→ INSTRUCTIONS FOR THE TASK
Can you output the material exactly as written, minus any pictures it holds?

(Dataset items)
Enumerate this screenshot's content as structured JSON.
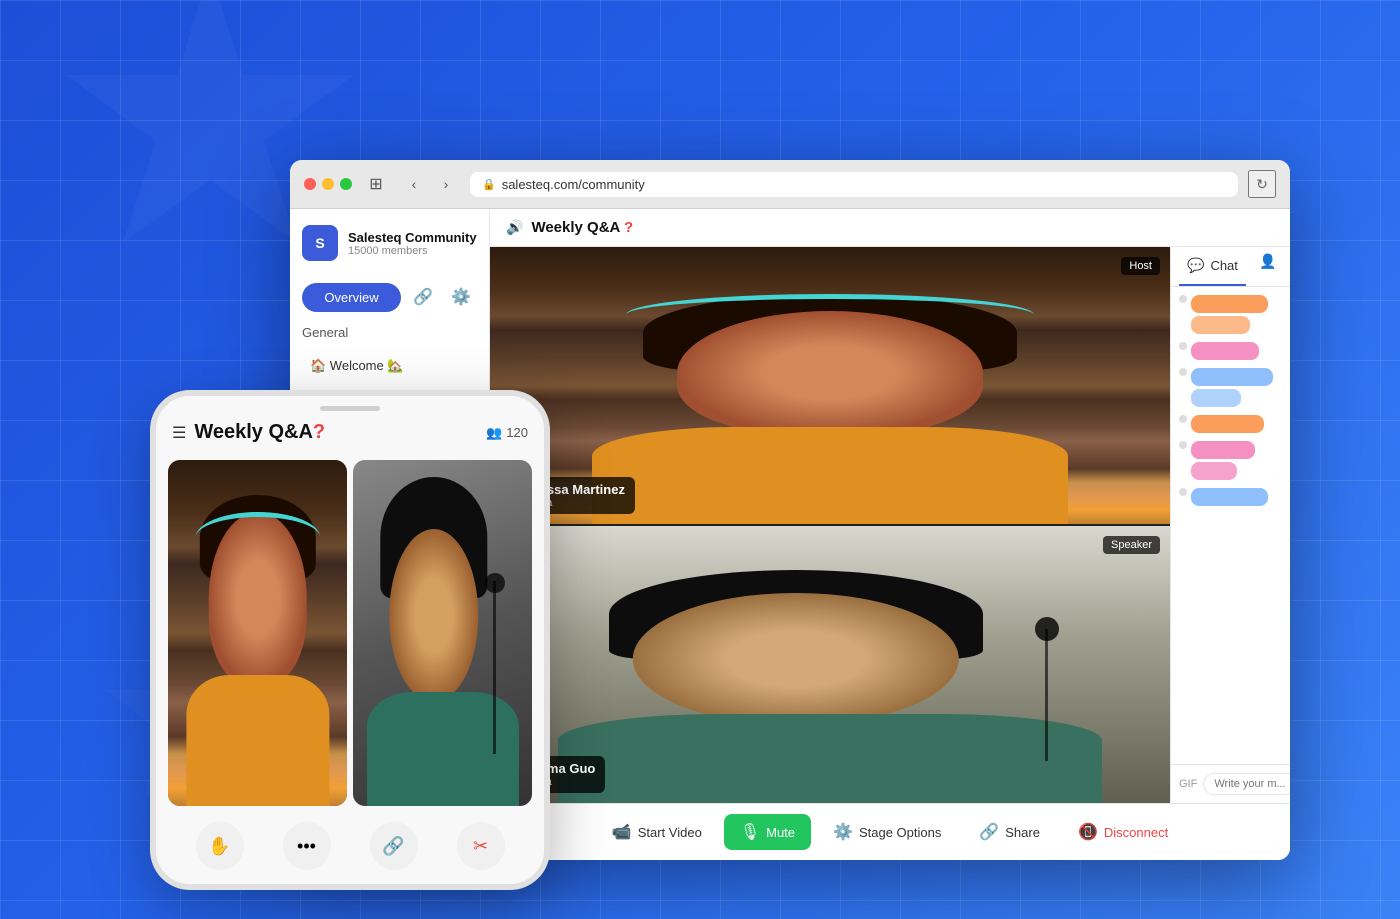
{
  "background": {
    "color": "#2563eb"
  },
  "browser": {
    "address": "salesteq.com/community",
    "buttons": {
      "back": "‹",
      "forward": "›",
      "refresh": "↻",
      "sidebar": "⊞"
    }
  },
  "sidebar": {
    "community_name": "Salesteq Community",
    "members": "15000 members",
    "logo_letter": "S",
    "overview_label": "Overview",
    "section_label": "General",
    "welcome_item": "🏠 Welcome 🏡"
  },
  "topbar": {
    "icon": "🔊",
    "title": "Weekly Q&A",
    "question_mark": "?"
  },
  "video_slots": [
    {
      "id": "slot1",
      "badge": "Host",
      "name": "Alyssa Martinez",
      "handle": "@alyssa"
    },
    {
      "id": "slot2",
      "badge": "Speaker",
      "name": "Emma Guo",
      "handle": "@emma"
    }
  ],
  "chat": {
    "tab_label": "Chat",
    "tab_icon": "💬",
    "gif_label": "GIF",
    "input_placeholder": "Write your m..."
  },
  "toolbar": {
    "start_video_label": "Start Video",
    "mute_label": "Mute",
    "stage_options_label": "Stage Options",
    "share_label": "Share",
    "disconnect_label": "Disconnect"
  },
  "phone": {
    "title": "Weekly Q&A",
    "question_mark": "?",
    "members_count": "120",
    "members_icon": "👥"
  }
}
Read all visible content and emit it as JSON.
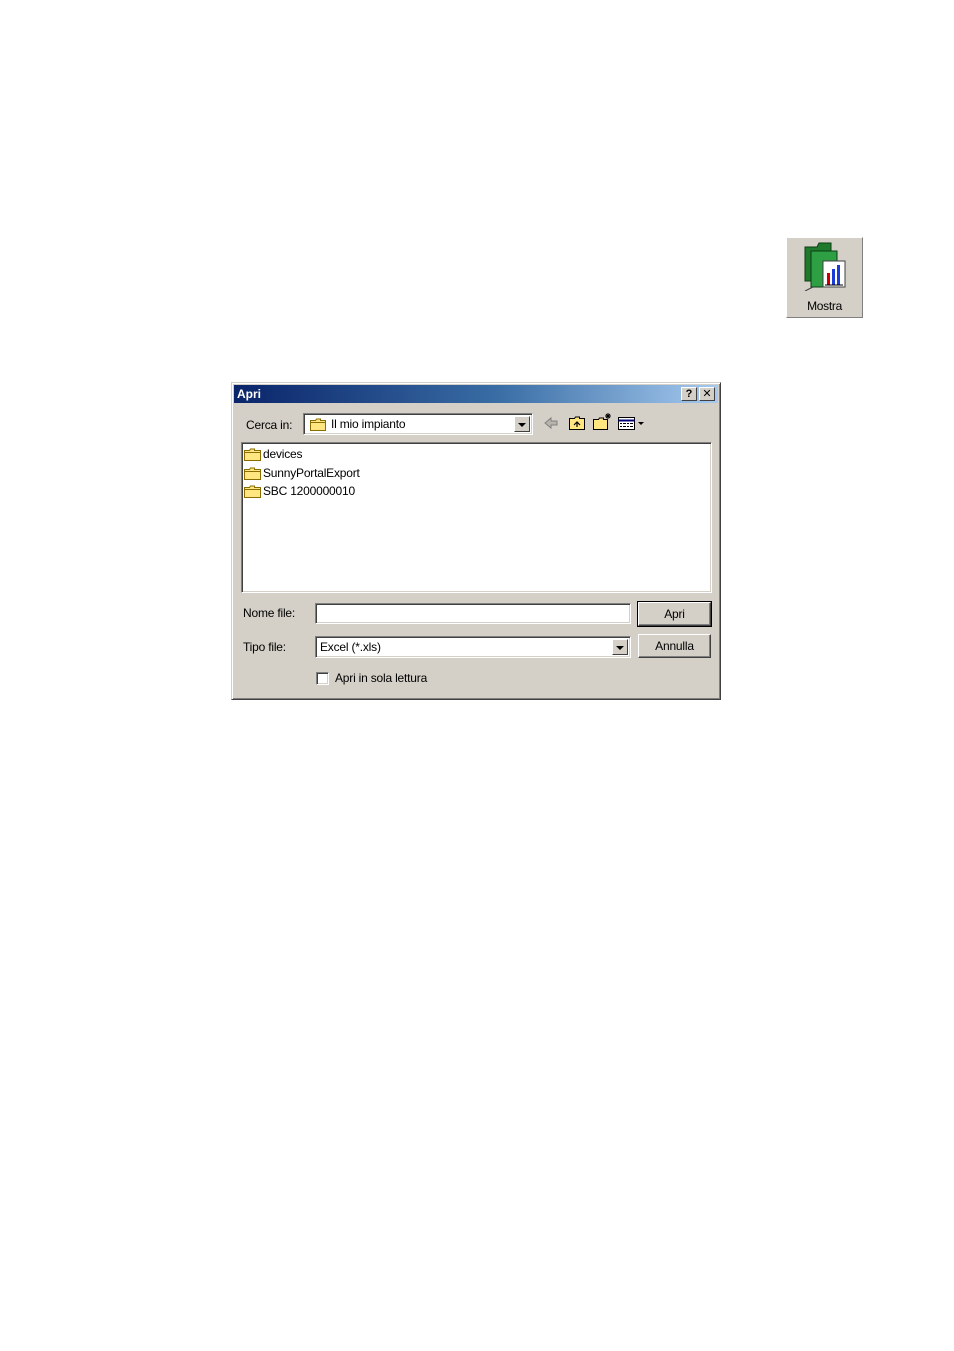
{
  "mostra_button": {
    "label": "Mostra",
    "icon": "folder-with-chart-icon"
  },
  "dialog": {
    "title": "Apri",
    "title_buttons": {
      "help": "?",
      "close": "✕"
    },
    "look_in": {
      "label": "Cerca in:",
      "value": "Il mio impianto"
    },
    "toolbar": [
      {
        "name": "back-icon"
      },
      {
        "name": "up-one-level-icon"
      },
      {
        "name": "new-folder-icon"
      },
      {
        "name": "view-menu-icon"
      }
    ],
    "files": [
      {
        "name": "devices",
        "icon": "folder-icon"
      },
      {
        "name": "SunnyPortalExport",
        "icon": "folder-icon"
      },
      {
        "name": "SBC 1200000010",
        "icon": "folder-icon"
      }
    ],
    "file_name": {
      "label": "Nome file:",
      "value": ""
    },
    "file_type": {
      "label": "Tipo file:",
      "value": "Excel (*.xls)"
    },
    "open_button": "Apri",
    "cancel_button": "Annulla",
    "read_only": {
      "label": "Apri in sola lettura",
      "checked": false
    }
  }
}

→ SOLVED EXERCISE
Enumerate this screenshot's content as structured JSON.
{
  "background": {
    "color": "#2563eb"
  },
  "browser": {
    "address": "salesteq.com/community",
    "buttons": {
      "back": "‹",
      "forward": "›",
      "refresh": "↻",
      "sidebar": "⊞"
    }
  },
  "sidebar": {
    "community_name": "Salesteq Community",
    "members": "15000 members",
    "logo_letter": "S",
    "overview_label": "Overview",
    "section_label": "General",
    "welcome_item": "🏠 Welcome 🏡"
  },
  "topbar": {
    "icon": "🔊",
    "title": "Weekly Q&A",
    "question_mark": "?"
  },
  "video_slots": [
    {
      "id": "slot1",
      "badge": "Host",
      "name": "Alyssa Martinez",
      "handle": "@alyssa"
    },
    {
      "id": "slot2",
      "badge": "Speaker",
      "name": "Emma Guo",
      "handle": "@emma"
    }
  ],
  "chat": {
    "tab_label": "Chat",
    "tab_icon": "💬",
    "gif_label": "GIF",
    "input_placeholder": "Write your m..."
  },
  "toolbar": {
    "start_video_label": "Start Video",
    "mute_label": "Mute",
    "stage_options_label": "Stage Options",
    "share_label": "Share",
    "disconnect_label": "Disconnect"
  },
  "phone": {
    "title": "Weekly Q&A",
    "question_mark": "?",
    "members_count": "120",
    "members_icon": "👥"
  }
}
Read all visible content and emit it as JSON.
{
  "mostra_button": {
    "label": "Mostra",
    "icon": "folder-with-chart-icon"
  },
  "dialog": {
    "title": "Apri",
    "title_buttons": {
      "help": "?",
      "close": "✕"
    },
    "look_in": {
      "label": "Cerca in:",
      "value": "Il mio impianto"
    },
    "toolbar": [
      {
        "name": "back-icon"
      },
      {
        "name": "up-one-level-icon"
      },
      {
        "name": "new-folder-icon"
      },
      {
        "name": "view-menu-icon"
      }
    ],
    "files": [
      {
        "name": "devices",
        "icon": "folder-icon"
      },
      {
        "name": "SunnyPortalExport",
        "icon": "folder-icon"
      },
      {
        "name": "SBC 1200000010",
        "icon": "folder-icon"
      }
    ],
    "file_name": {
      "label": "Nome file:",
      "value": ""
    },
    "file_type": {
      "label": "Tipo file:",
      "value": "Excel (*.xls)"
    },
    "open_button": "Apri",
    "cancel_button": "Annulla",
    "read_only": {
      "label": "Apri in sola lettura",
      "checked": false
    }
  }
}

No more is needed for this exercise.